**Task to carry out:** Every record below should be printed exactly as given.

(Data records)
━━━━

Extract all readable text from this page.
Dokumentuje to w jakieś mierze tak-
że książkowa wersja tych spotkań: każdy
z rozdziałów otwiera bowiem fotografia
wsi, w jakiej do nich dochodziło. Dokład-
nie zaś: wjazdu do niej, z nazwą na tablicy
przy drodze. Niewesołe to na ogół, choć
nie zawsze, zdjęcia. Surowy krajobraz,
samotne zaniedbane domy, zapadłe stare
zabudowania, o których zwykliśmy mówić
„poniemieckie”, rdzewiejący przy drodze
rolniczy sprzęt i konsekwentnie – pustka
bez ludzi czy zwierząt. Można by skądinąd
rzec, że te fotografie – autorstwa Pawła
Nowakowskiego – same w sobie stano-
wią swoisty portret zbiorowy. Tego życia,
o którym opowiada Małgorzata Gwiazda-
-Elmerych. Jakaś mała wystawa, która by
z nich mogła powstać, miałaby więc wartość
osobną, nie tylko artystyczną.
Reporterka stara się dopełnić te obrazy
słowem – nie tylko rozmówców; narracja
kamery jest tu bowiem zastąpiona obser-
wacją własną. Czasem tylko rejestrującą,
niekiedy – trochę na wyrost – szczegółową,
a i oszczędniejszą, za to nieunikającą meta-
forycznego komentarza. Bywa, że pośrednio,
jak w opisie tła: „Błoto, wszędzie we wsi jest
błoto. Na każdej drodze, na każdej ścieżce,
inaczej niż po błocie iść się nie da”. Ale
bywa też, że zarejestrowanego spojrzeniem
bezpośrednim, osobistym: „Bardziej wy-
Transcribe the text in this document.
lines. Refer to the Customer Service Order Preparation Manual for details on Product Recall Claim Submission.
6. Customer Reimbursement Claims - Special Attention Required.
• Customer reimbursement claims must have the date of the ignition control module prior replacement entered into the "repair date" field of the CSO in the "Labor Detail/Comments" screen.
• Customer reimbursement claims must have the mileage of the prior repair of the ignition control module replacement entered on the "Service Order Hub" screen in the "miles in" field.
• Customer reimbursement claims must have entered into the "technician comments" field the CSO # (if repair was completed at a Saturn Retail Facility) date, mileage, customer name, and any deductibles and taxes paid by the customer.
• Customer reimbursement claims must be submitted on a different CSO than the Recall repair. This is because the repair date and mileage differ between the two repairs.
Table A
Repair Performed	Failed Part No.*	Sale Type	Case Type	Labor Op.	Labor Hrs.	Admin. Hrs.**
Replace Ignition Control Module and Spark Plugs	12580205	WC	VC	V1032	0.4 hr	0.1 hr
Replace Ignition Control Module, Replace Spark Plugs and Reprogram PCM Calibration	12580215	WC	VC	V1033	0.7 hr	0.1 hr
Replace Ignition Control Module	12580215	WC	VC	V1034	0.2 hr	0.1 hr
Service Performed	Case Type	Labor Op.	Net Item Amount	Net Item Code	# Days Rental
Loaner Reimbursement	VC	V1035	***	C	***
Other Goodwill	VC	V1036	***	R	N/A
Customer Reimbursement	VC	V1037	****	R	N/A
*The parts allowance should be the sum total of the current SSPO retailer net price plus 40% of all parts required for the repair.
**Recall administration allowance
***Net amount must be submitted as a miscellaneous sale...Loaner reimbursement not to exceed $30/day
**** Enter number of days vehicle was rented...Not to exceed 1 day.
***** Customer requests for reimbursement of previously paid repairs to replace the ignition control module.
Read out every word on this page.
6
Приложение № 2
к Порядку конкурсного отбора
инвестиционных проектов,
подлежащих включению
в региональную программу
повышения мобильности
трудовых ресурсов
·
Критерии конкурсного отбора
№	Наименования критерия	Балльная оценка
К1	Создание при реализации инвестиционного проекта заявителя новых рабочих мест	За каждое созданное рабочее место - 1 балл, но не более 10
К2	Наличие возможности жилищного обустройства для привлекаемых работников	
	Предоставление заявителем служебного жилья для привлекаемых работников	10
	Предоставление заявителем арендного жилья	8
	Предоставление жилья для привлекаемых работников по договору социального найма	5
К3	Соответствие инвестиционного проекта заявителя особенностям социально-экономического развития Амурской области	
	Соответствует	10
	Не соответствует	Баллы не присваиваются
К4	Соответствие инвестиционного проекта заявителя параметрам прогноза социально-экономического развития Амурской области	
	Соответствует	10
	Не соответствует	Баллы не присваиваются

━━━━

**Result of the task:**
Extract all readable text from this page.
Dokumentuje to w jakieś mierze tak-
że książkowa wersja tych spotkań: każdy
z rozdziałów otwiera bowiem fotografia
wsi, w jakiej do nich dochodziło. Dokład-
nie zaś: wjazdu do niej, z nazwą na tablicy
przy drodze. Niewesołe to na ogół, choć
nie zawsze, zdjęcia. Surowy krajobraz,
samotne zaniedbane domy, zapadłe stare
zabudowania, o których zwykliśmy mówić
„poniemieckie”, rdzewiejący przy drodze
rolniczy sprzęt i konsekwentnie – pustka
bez ludzi czy zwierząt. Można by skądinąd
rzec, że te fotografie – autorstwa Pawła
Nowakowskiego – same w sobie stano-
wią swoisty portret zbiorowy. Tego życia,
o którym opowiada Małgorzata Gwiazda-
-Elmerych. Jakaś mała wystawa, która by
z nich mogła powstać, miałaby więc wartość
osobną, nie tylko artystyczną.
Reporterka stara się dopełnić te obrazy
słowem – nie tylko rozmówców; narracja
kamery jest tu bowiem zastąpiona obser-
wacją własną. Czasem tylko rejestrującą,
niekiedy – trochę na wyrost – szczegółową,
a i oszczędniejszą, za to nieunikającą meta-
forycznego komentarza. Bywa, że pośrednio,
jak w opisie tła: „Błoto, wszędzie we wsi jest
błoto. Na każdej drodze, na każdej ścieżce,
inaczej niż po błocie iść się nie da”. Ale
bywa też, że zarejestrowanego spojrzeniem
bezpośrednim, osobistym: „Bardziej wy-
Transcribe the text in this document.
lines. Refer to the Customer Service Order Preparation Manual for details on Product Recall Claim Submission.
6. Customer Reimbursement Claims - Special Attention Required.
• Customer reimbursement claims must have the date of the ignition control module prior replacement entered into the "repair date" field of the CSO in the "Labor Detail/Comments" screen.
• Customer reimbursement claims must have the mileage of the prior repair of the ignition control module replacement entered on the "Service Order Hub" screen in the "miles in" field.
• Customer reimbursement claims must have entered into the "technician comments" field the CSO # (if repair was completed at a Saturn Retail Facility) date, mileage, customer name, and any deductibles and taxes paid by the customer.
• Customer reimbursement claims must be submitted on a different CSO than the Recall repair. This is because the repair date and mileage differ between the two repairs.
Table A
Repair Performed	Failed Part No.*	Sale Type	Case Type	Labor Op.	Labor Hrs.	Admin. Hrs.**
Replace Ignition Control Module and Spark Plugs	12580205	WC	VC	V1032	0.4 hr	0.1 hr
Replace Ignition Control Module, Replace Spark Plugs and Reprogram PCM Calibration	12580215	WC	VC	V1033	0.7 hr	0.1 hr
Replace Ignition Control Module	12580215	WC	VC	V1034	0.2 hr	0.1 hr
Service Performed	Case Type	Labor Op.	Net Item Amount	Net Item Code	# Days Rental
Loaner Reimbursement	VC	V1035	***	C	***
Other Goodwill	VC	V1036	***	R	N/A
Customer Reimbursement	VC	V1037	****	R	N/A
*The parts allowance should be the sum total of the current SSPO retailer net price plus 40% of all parts required for the repair.
**Recall administration allowance
***Net amount must be submitted as a miscellaneous sale...Loaner reimbursement not to exceed $30/day
**** Enter number of days vehicle was rented...Not to exceed 1 day.
***** Customer requests for reimbursement of previously paid repairs to replace the ignition control module.
Read out every word on this page.
6
Приложение № 2
к Порядку конкурсного отбора
инвестиционных проектов,
подлежащих включению
в региональную программу
повышения мобильности
трудовых ресурсов
·
Критерии конкурсного отбора
№	Наименования критерия	Балльная оценка
К1	Создание при реализации инвестиционного проекта заявителя новых рабочих мест	За каждое созданное рабочее место - 1 балл, но не более 10
К2	Наличие возможности жилищного обустройства для привлекаемых работников	
	Предоставление заявителем служебного жилья для привлекаемых работников	10
	Предоставление заявителем арендного жилья	8
	Предоставление жилья для привлекаемых работников по договору социального найма	5
К3	Соответствие инвестиционного проекта заявителя особенностям социально-экономического развития Амурской области	
	Соответствует	10
	Не соответствует	Баллы не присваиваются
К4	Соответствие инвестиционного проекта заявителя параметрам прогноза социально-экономического развития Амурской области	
	Соответствует	10
	Не соответствует	Баллы не присваиваются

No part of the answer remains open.